## YOUR TASK
Your copy of the material must match it exactly, except that pictures are dropped.

## MATERIAL SHOWN
_ _ _ _
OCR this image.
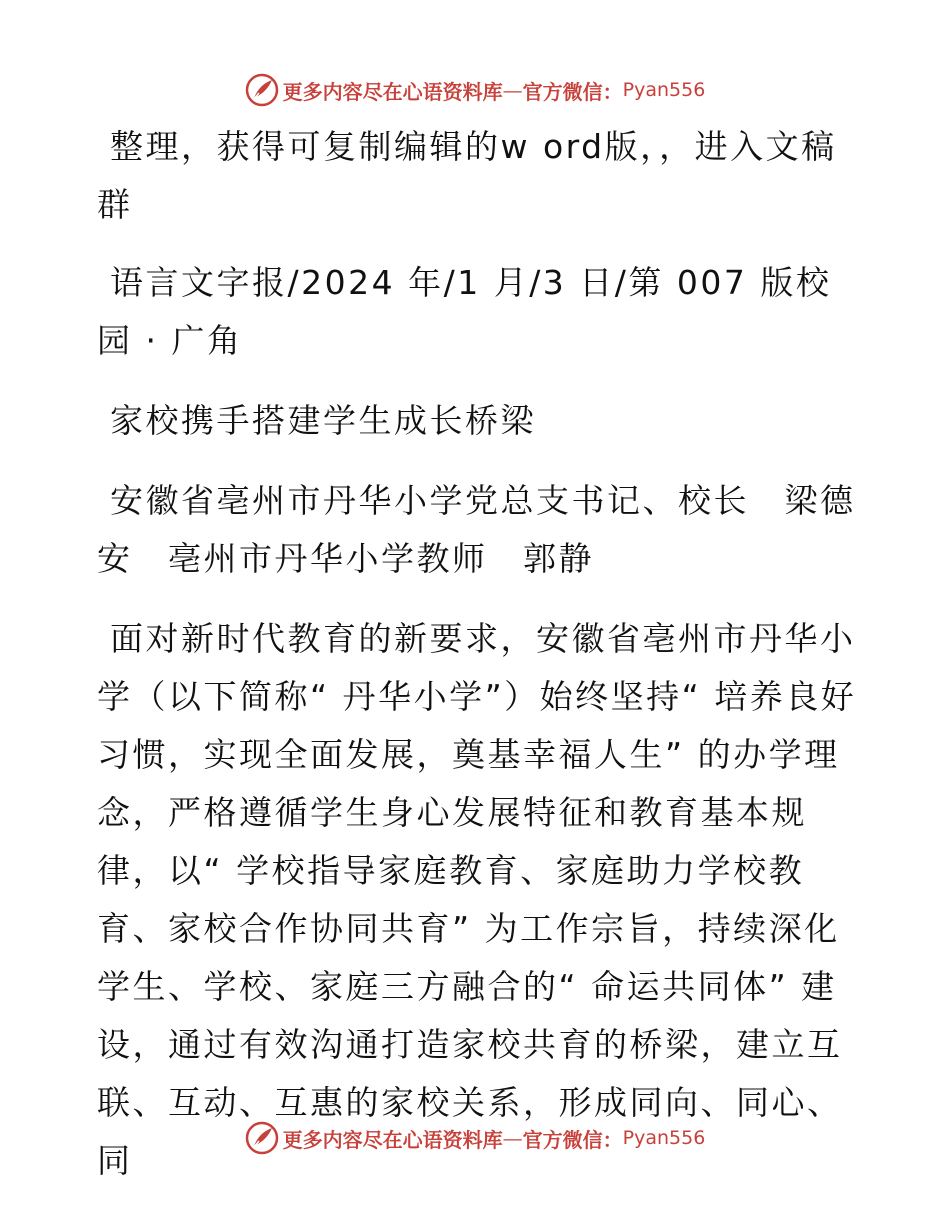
更多内容尽在心语资料库 — 官方微信： Pyan556

整理，获得可复制编辑的w ord版，，进入文稿群

语言文字报/2024 年/1 月/3 日/第 007 版校园 · 广角

家校携手搭建学生成长桥梁

安徽省亳州市丹华小学党总支书记、校长　梁德安　亳州市丹华小学教师　郭静

面对新时代教育的新要求，安徽省亳州市丹华小学（以下简称“ 丹华小学”）始终坚持“ 培养良好习惯，实现全面发展，奠基幸福人生” 的办学理念，严格遵循学生身心发展特征和教育基本规律，以“ 学校指导家庭教育、家庭助力学校教育、家校合作协同共育” 为工作宗旨，持续深化学生、学校、家庭三方融合的“ 命运共同体” 建设，通过有效沟通打造家校共育的桥梁，建立互联、互动、互惠的家校关系，形成同向、同心、同

更多内容尽在心语资料库 — 官方微信： Pyan556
_ _ _ _
## OUTPUT BELOW
OCR this image.
更多内容尽在心语资料库 — 官方微信： Pyan556

整理，获得可复制编辑的w ord版，，进入文稿群

语言文字报/2024 年/1 月/3 日/第 007 版校园 · 广角

家校携手搭建学生成长桥梁

安徽省亳州市丹华小学党总支书记、校长　梁德安　亳州市丹华小学教师　郭静

面对新时代教育的新要求，安徽省亳州市丹华小学（以下简称“ 丹华小学”）始终坚持“ 培养良好习惯，实现全面发展，奠基幸福人生” 的办学理念，严格遵循学生身心发展特征和教育基本规律，以“ 学校指导家庭教育、家庭助力学校教育、家校合作协同共育” 为工作宗旨，持续深化学生、学校、家庭三方融合的“ 命运共同体” 建设，通过有效沟通打造家校共育的桥梁，建立互联、互动、互惠的家校关系，形成同向、同心、同

更多内容尽在心语资料库 — 官方微信： Pyan556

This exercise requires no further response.